(Figure record listings)
— Begin —

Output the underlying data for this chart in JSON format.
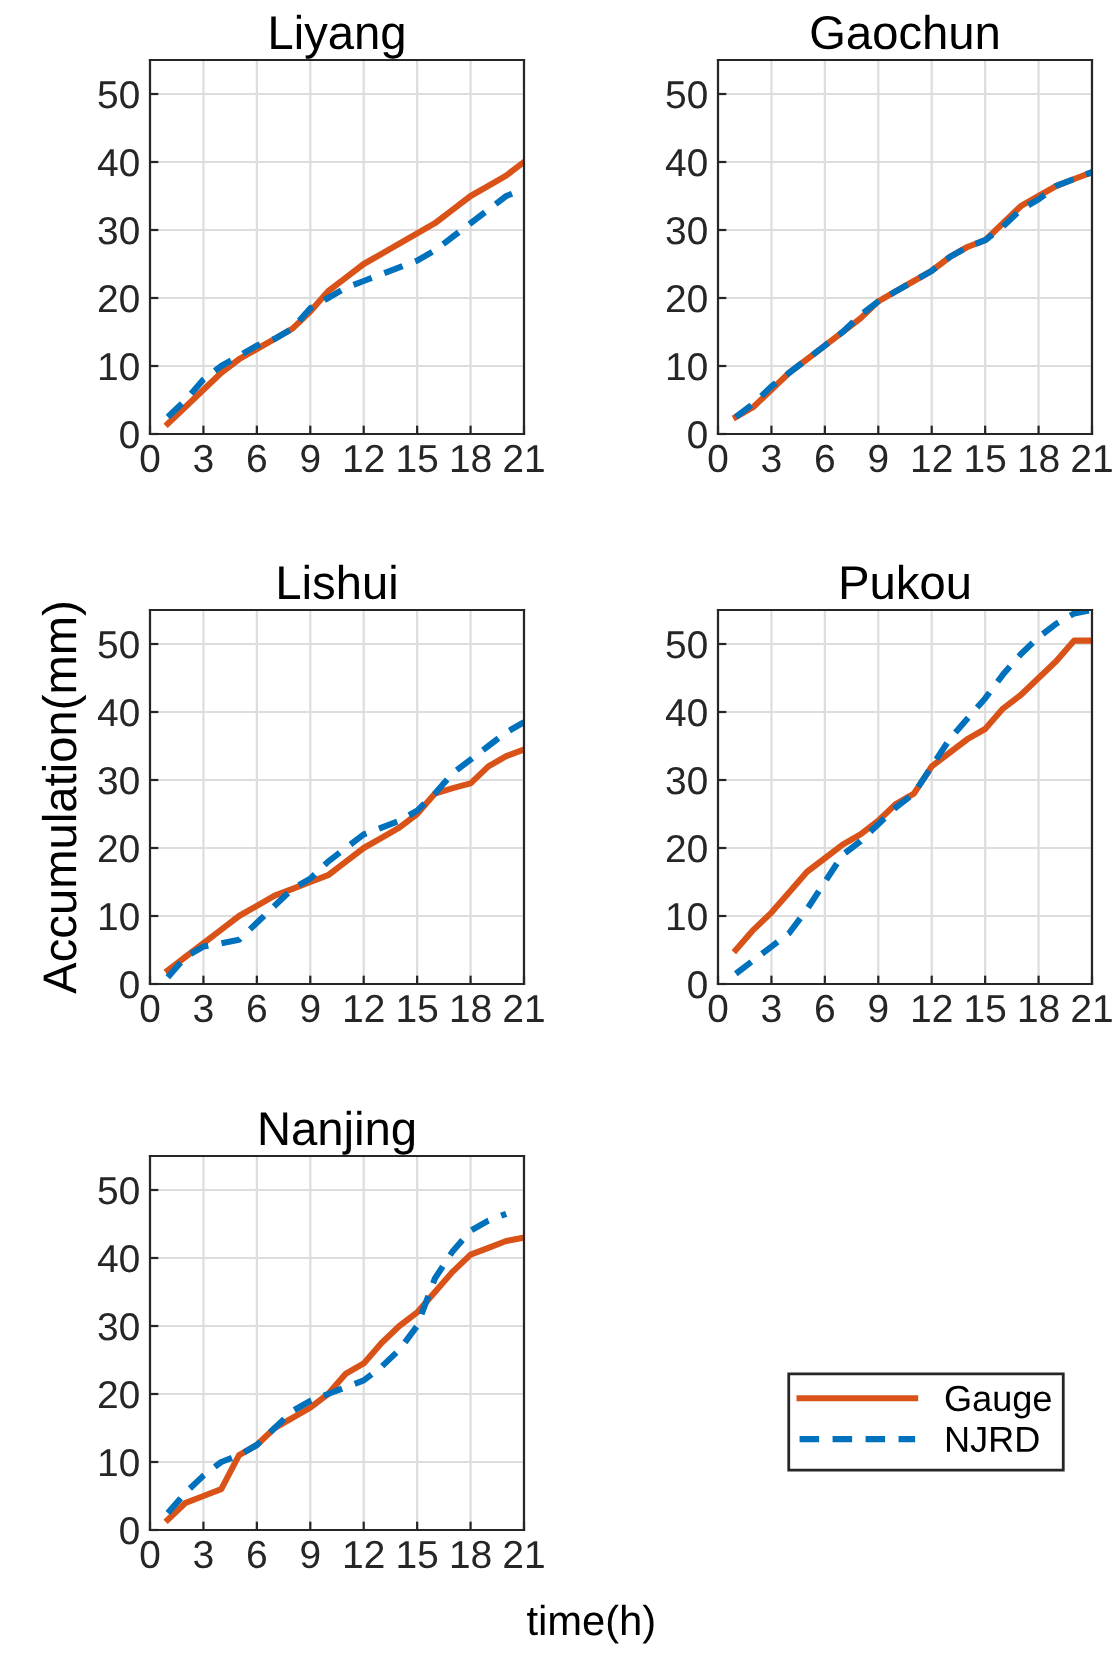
{
  "chart_data": [
    {
      "type": "line",
      "title": "Liyang",
      "legend": "bottom right",
      "x": [
        1,
        2,
        3,
        4,
        5,
        6,
        7,
        8,
        9,
        10,
        11,
        12,
        13,
        14,
        15,
        16,
        17,
        18,
        19,
        20,
        21
      ],
      "xlim": [
        0,
        21
      ],
      "ylim": [
        0,
        55
      ],
      "xticks": [
        0,
        3,
        6,
        9,
        12,
        15,
        18,
        21
      ],
      "yticks": [
        0,
        10,
        20,
        30,
        40,
        50
      ],
      "grid": true,
      "series": [
        {
          "name": "Gauge",
          "color": "#d95319",
          "line_style": "solid",
          "values": [
            1.5,
            4,
            6.5,
            9,
            11,
            12.5,
            14,
            15.5,
            18,
            21,
            23,
            25,
            26.5,
            28,
            29.5,
            31,
            33,
            35,
            36.5,
            38,
            40
          ]
        },
        {
          "name": "NJRD",
          "color": "#0072bd",
          "line_style": "dashed",
          "values": [
            2.5,
            5,
            8,
            10,
            11.5,
            13,
            14,
            15.5,
            18.5,
            20,
            21.5,
            22.5,
            23.5,
            24.5,
            25.5,
            27,
            29,
            31,
            33,
            35,
            36
          ]
        }
      ]
    },
    {
      "type": "line",
      "title": "Gaochun",
      "x": [
        1,
        2,
        3,
        4,
        5,
        6,
        7,
        8,
        9,
        10,
        11,
        12,
        13,
        14,
        15,
        16,
        17,
        18,
        19,
        20,
        21
      ],
      "xlim": [
        0,
        21
      ],
      "ylim": [
        0,
        55
      ],
      "xticks": [
        0,
        3,
        6,
        9,
        12,
        15,
        18,
        21
      ],
      "yticks": [
        0,
        10,
        20,
        30,
        40,
        50
      ],
      "grid": true,
      "series": [
        {
          "color": "#d95319",
          "line_style": "solid",
          "values": [
            2.5,
            4,
            6.5,
            9,
            11,
            13,
            15,
            17,
            19.5,
            21,
            22.5,
            24,
            26,
            27.5,
            28.5,
            31,
            33.5,
            35,
            36.5,
            37.5,
            38.5
          ]
        },
        {
          "color": "#0072bd",
          "line_style": "dashed",
          "values": [
            2.5,
            4.5,
            7,
            9,
            11,
            13,
            15,
            17.5,
            19.5,
            21,
            22.5,
            24,
            26,
            27.5,
            28.5,
            30.5,
            33,
            34.5,
            36.5,
            37.5,
            38.5
          ]
        }
      ]
    },
    {
      "type": "line",
      "title": "Lishui",
      "ylabel": "Accumulation(mm)",
      "x": [
        1,
        2,
        3,
        4,
        5,
        6,
        7,
        8,
        9,
        10,
        11,
        12,
        13,
        14,
        15,
        16,
        17,
        18,
        19,
        20,
        21
      ],
      "xlim": [
        0,
        21
      ],
      "ylim": [
        0,
        55
      ],
      "xticks": [
        0,
        3,
        6,
        9,
        12,
        15,
        18,
        21
      ],
      "yticks": [
        0,
        10,
        20,
        30,
        40,
        50
      ],
      "grid": true,
      "series": [
        {
          "color": "#d95319",
          "line_style": "solid",
          "values": [
            2,
            4,
            6,
            8,
            10,
            11.5,
            13,
            14,
            15,
            16,
            18,
            20,
            21.5,
            23,
            25,
            28,
            28.8,
            29.5,
            32,
            33.5,
            34.5
          ]
        },
        {
          "color": "#0072bd",
          "line_style": "dashed",
          "values": [
            1,
            4,
            5.5,
            6,
            6.5,
            9,
            11.5,
            14,
            15.5,
            18,
            20,
            22,
            23,
            24,
            25.5,
            28,
            31,
            33,
            35,
            37,
            38.5
          ]
        }
      ]
    },
    {
      "type": "line",
      "title": "Pukou",
      "x": [
        1,
        2,
        3,
        4,
        5,
        6,
        7,
        8,
        9,
        10,
        11,
        12,
        13,
        14,
        15,
        16,
        17,
        18,
        19,
        20,
        21
      ],
      "xlim": [
        0,
        21
      ],
      "ylim": [
        0,
        55
      ],
      "xticks": [
        0,
        3,
        6,
        9,
        12,
        15,
        18,
        21
      ],
      "yticks": [
        0,
        10,
        20,
        30,
        40,
        50
      ],
      "grid": true,
      "series": [
        {
          "color": "#d95319",
          "line_style": "solid",
          "values": [
            5,
            8,
            10.5,
            13.5,
            16.5,
            18.5,
            20.5,
            22,
            24,
            26.5,
            28,
            32,
            34,
            36,
            37.5,
            40.5,
            42.5,
            45,
            47.5,
            50.5,
            50.5
          ]
        },
        {
          "color": "#0072bd",
          "line_style": "dashed",
          "values": [
            1.5,
            3.5,
            5.5,
            7.5,
            11,
            15,
            19,
            21,
            23.5,
            26,
            28,
            32,
            36,
            39,
            42,
            45.5,
            48.5,
            51,
            53,
            54.5,
            55
          ]
        }
      ]
    },
    {
      "type": "line",
      "title": "Nanjing",
      "xlabel": "time(h)",
      "x": [
        1,
        2,
        3,
        4,
        5,
        6,
        7,
        8,
        9,
        10,
        11,
        12,
        13,
        14,
        15,
        16,
        17,
        18,
        19,
        20,
        21
      ],
      "xlim": [
        0,
        21
      ],
      "ylim": [
        0,
        55
      ],
      "xticks": [
        0,
        3,
        6,
        9,
        12,
        15,
        18,
        21
      ],
      "yticks": [
        0,
        10,
        20,
        30,
        40,
        50
      ],
      "grid": true,
      "series": [
        {
          "color": "#d95319",
          "line_style": "solid",
          "values": [
            1.5,
            4,
            5,
            6,
            11,
            12.5,
            15,
            16.5,
            18,
            20,
            23,
            24.5,
            27.5,
            30,
            32,
            35,
            38,
            40.5,
            41.5,
            42.5,
            43
          ]
        },
        {
          "color": "#0072bd",
          "line_style": "dashed",
          "values": [
            2.5,
            5.5,
            8,
            10,
            11,
            12.5,
            15,
            17.5,
            19,
            20,
            21,
            22,
            24,
            26.5,
            30,
            37,
            41,
            44,
            45.5,
            46.5,
            null
          ]
        }
      ]
    }
  ]
}
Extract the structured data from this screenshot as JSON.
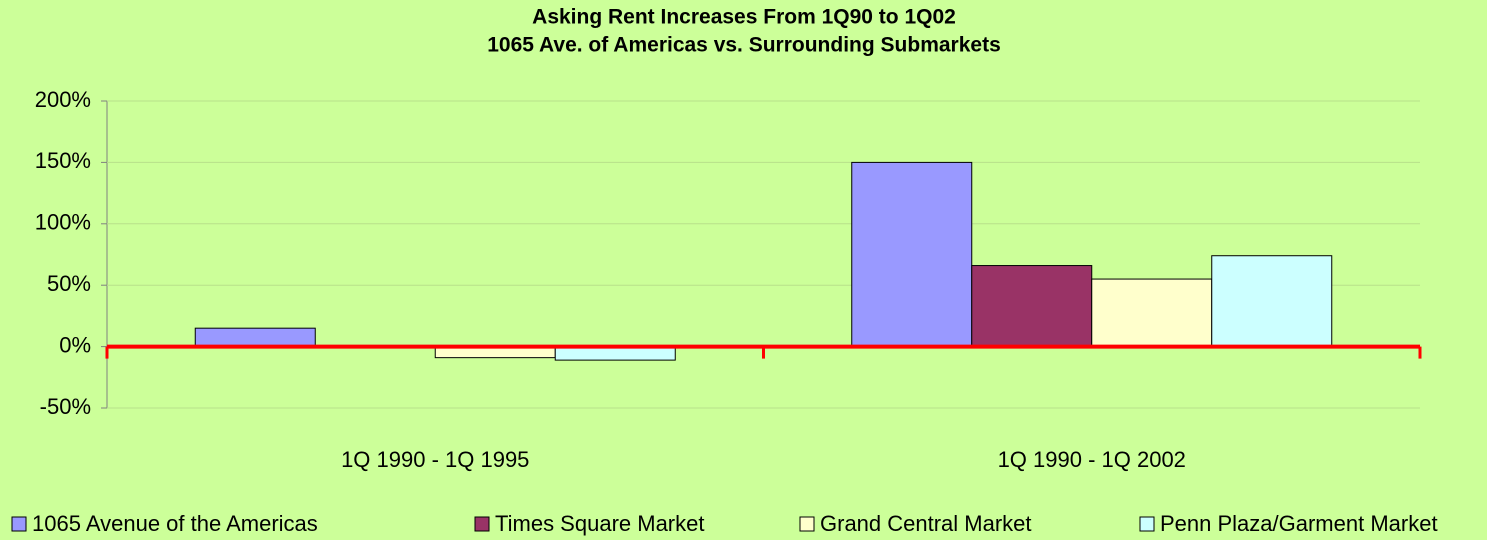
{
  "chart_data": {
    "type": "bar",
    "title": "Asking Rent Increases From 1Q90 to 1Q02",
    "subtitle": "1065 Ave. of Americas vs. Surrounding Submarkets",
    "categories": [
      "1Q 1990 - 1Q 1995",
      "1Q 1990 - 1Q 2002"
    ],
    "series": [
      {
        "name": "1065 Avenue of the Americas",
        "color": "#9999ff",
        "values": [
          15,
          150
        ]
      },
      {
        "name": "Times Square Market",
        "color": "#993366",
        "values": [
          0,
          66
        ]
      },
      {
        "name": "Grand Central Market",
        "color": "#ffffcc",
        "values": [
          -9,
          55
        ]
      },
      {
        "name": "Penn Plaza/Garment Market",
        "color": "#ccffff",
        "values": [
          -11,
          74
        ]
      }
    ],
    "ylim": [
      -50,
      200
    ],
    "yticks": [
      {
        "value": -50,
        "label": "-50%"
      },
      {
        "value": 0,
        "label": "0%"
      },
      {
        "value": 50,
        "label": "50%"
      },
      {
        "value": 100,
        "label": "100%"
      },
      {
        "value": 150,
        "label": "150%"
      },
      {
        "value": 200,
        "label": "200%"
      }
    ],
    "grid": true,
    "zero_line_color": "#ff0000",
    "background": "#ccff99",
    "legend": "bottom"
  }
}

— End —

▶ _Aim of the task_
All of the records need repeating exactly, except for the pictures.

▶ _Exercise solution_
Output the underlying data for this chart in JSON format.
{
  "chart_data": [
    {
      "type": "line",
      "title": "Liyang",
      "legend": "bottom right",
      "x": [
        1,
        2,
        3,
        4,
        5,
        6,
        7,
        8,
        9,
        10,
        11,
        12,
        13,
        14,
        15,
        16,
        17,
        18,
        19,
        20,
        21
      ],
      "xlim": [
        0,
        21
      ],
      "ylim": [
        0,
        55
      ],
      "xticks": [
        0,
        3,
        6,
        9,
        12,
        15,
        18,
        21
      ],
      "yticks": [
        0,
        10,
        20,
        30,
        40,
        50
      ],
      "grid": true,
      "series": [
        {
          "name": "Gauge",
          "color": "#d95319",
          "line_style": "solid",
          "values": [
            1.5,
            4,
            6.5,
            9,
            11,
            12.5,
            14,
            15.5,
            18,
            21,
            23,
            25,
            26.5,
            28,
            29.5,
            31,
            33,
            35,
            36.5,
            38,
            40
          ]
        },
        {
          "name": "NJRD",
          "color": "#0072bd",
          "line_style": "dashed",
          "values": [
            2.5,
            5,
            8,
            10,
            11.5,
            13,
            14,
            15.5,
            18.5,
            20,
            21.5,
            22.5,
            23.5,
            24.5,
            25.5,
            27,
            29,
            31,
            33,
            35,
            36
          ]
        }
      ]
    },
    {
      "type": "line",
      "title": "Gaochun",
      "x": [
        1,
        2,
        3,
        4,
        5,
        6,
        7,
        8,
        9,
        10,
        11,
        12,
        13,
        14,
        15,
        16,
        17,
        18,
        19,
        20,
        21
      ],
      "xlim": [
        0,
        21
      ],
      "ylim": [
        0,
        55
      ],
      "xticks": [
        0,
        3,
        6,
        9,
        12,
        15,
        18,
        21
      ],
      "yticks": [
        0,
        10,
        20,
        30,
        40,
        50
      ],
      "grid": true,
      "series": [
        {
          "color": "#d95319",
          "line_style": "solid",
          "values": [
            2.5,
            4,
            6.5,
            9,
            11,
            13,
            15,
            17,
            19.5,
            21,
            22.5,
            24,
            26,
            27.5,
            28.5,
            31,
            33.5,
            35,
            36.5,
            37.5,
            38.5
          ]
        },
        {
          "color": "#0072bd",
          "line_style": "dashed",
          "values": [
            2.5,
            4.5,
            7,
            9,
            11,
            13,
            15,
            17.5,
            19.5,
            21,
            22.5,
            24,
            26,
            27.5,
            28.5,
            30.5,
            33,
            34.5,
            36.5,
            37.5,
            38.5
          ]
        }
      ]
    },
    {
      "type": "line",
      "title": "Lishui",
      "ylabel": "Accumulation(mm)",
      "x": [
        1,
        2,
        3,
        4,
        5,
        6,
        7,
        8,
        9,
        10,
        11,
        12,
        13,
        14,
        15,
        16,
        17,
        18,
        19,
        20,
        21
      ],
      "xlim": [
        0,
        21
      ],
      "ylim": [
        0,
        55
      ],
      "xticks": [
        0,
        3,
        6,
        9,
        12,
        15,
        18,
        21
      ],
      "yticks": [
        0,
        10,
        20,
        30,
        40,
        50
      ],
      "grid": true,
      "series": [
        {
          "color": "#d95319",
          "line_style": "solid",
          "values": [
            2,
            4,
            6,
            8,
            10,
            11.5,
            13,
            14,
            15,
            16,
            18,
            20,
            21.5,
            23,
            25,
            28,
            28.8,
            29.5,
            32,
            33.5,
            34.5
          ]
        },
        {
          "color": "#0072bd",
          "line_style": "dashed",
          "values": [
            1,
            4,
            5.5,
            6,
            6.5,
            9,
            11.5,
            14,
            15.5,
            18,
            20,
            22,
            23,
            24,
            25.5,
            28,
            31,
            33,
            35,
            37,
            38.5
          ]
        }
      ]
    },
    {
      "type": "line",
      "title": "Pukou",
      "x": [
        1,
        2,
        3,
        4,
        5,
        6,
        7,
        8,
        9,
        10,
        11,
        12,
        13,
        14,
        15,
        16,
        17,
        18,
        19,
        20,
        21
      ],
      "xlim": [
        0,
        21
      ],
      "ylim": [
        0,
        55
      ],
      "xticks": [
        0,
        3,
        6,
        9,
        12,
        15,
        18,
        21
      ],
      "yticks": [
        0,
        10,
        20,
        30,
        40,
        50
      ],
      "grid": true,
      "series": [
        {
          "color": "#d95319",
          "line_style": "solid",
          "values": [
            5,
            8,
            10.5,
            13.5,
            16.5,
            18.5,
            20.5,
            22,
            24,
            26.5,
            28,
            32,
            34,
            36,
            37.5,
            40.5,
            42.5,
            45,
            47.5,
            50.5,
            50.5
          ]
        },
        {
          "color": "#0072bd",
          "line_style": "dashed",
          "values": [
            1.5,
            3.5,
            5.5,
            7.5,
            11,
            15,
            19,
            21,
            23.5,
            26,
            28,
            32,
            36,
            39,
            42,
            45.5,
            48.5,
            51,
            53,
            54.5,
            55
          ]
        }
      ]
    },
    {
      "type": "line",
      "title": "Nanjing",
      "xlabel": "time(h)",
      "x": [
        1,
        2,
        3,
        4,
        5,
        6,
        7,
        8,
        9,
        10,
        11,
        12,
        13,
        14,
        15,
        16,
        17,
        18,
        19,
        20,
        21
      ],
      "xlim": [
        0,
        21
      ],
      "ylim": [
        0,
        55
      ],
      "xticks": [
        0,
        3,
        6,
        9,
        12,
        15,
        18,
        21
      ],
      "yticks": [
        0,
        10,
        20,
        30,
        40,
        50
      ],
      "grid": true,
      "series": [
        {
          "color": "#d95319",
          "line_style": "solid",
          "values": [
            1.5,
            4,
            5,
            6,
            11,
            12.5,
            15,
            16.5,
            18,
            20,
            23,
            24.5,
            27.5,
            30,
            32,
            35,
            38,
            40.5,
            41.5,
            42.5,
            43
          ]
        },
        {
          "color": "#0072bd",
          "line_style": "dashed",
          "values": [
            2.5,
            5.5,
            8,
            10,
            11,
            12.5,
            15,
            17.5,
            19,
            20,
            21,
            22,
            24,
            26.5,
            30,
            37,
            41,
            44,
            45.5,
            46.5,
            null
          ]
        }
      ]
    }
  ]
}
Extract the structured data from this screenshot as JSON.
{
  "chart_data": {
    "type": "bar",
    "title": "Asking Rent Increases From 1Q90 to 1Q02",
    "subtitle": "1065 Ave. of Americas vs. Surrounding Submarkets",
    "categories": [
      "1Q 1990 - 1Q 1995",
      "1Q 1990 - 1Q 2002"
    ],
    "series": [
      {
        "name": "1065 Avenue of the Americas",
        "color": "#9999ff",
        "values": [
          15,
          150
        ]
      },
      {
        "name": "Times Square Market",
        "color": "#993366",
        "values": [
          0,
          66
        ]
      },
      {
        "name": "Grand Central Market",
        "color": "#ffffcc",
        "values": [
          -9,
          55
        ]
      },
      {
        "name": "Penn Plaza/Garment Market",
        "color": "#ccffff",
        "values": [
          -11,
          74
        ]
      }
    ],
    "ylim": [
      -50,
      200
    ],
    "yticks": [
      {
        "value": -50,
        "label": "-50%"
      },
      {
        "value": 0,
        "label": "0%"
      },
      {
        "value": 50,
        "label": "50%"
      },
      {
        "value": 100,
        "label": "100%"
      },
      {
        "value": 150,
        "label": "150%"
      },
      {
        "value": 200,
        "label": "200%"
      }
    ],
    "grid": true,
    "zero_line_color": "#ff0000",
    "background": "#ccff99",
    "legend": "bottom"
  }
}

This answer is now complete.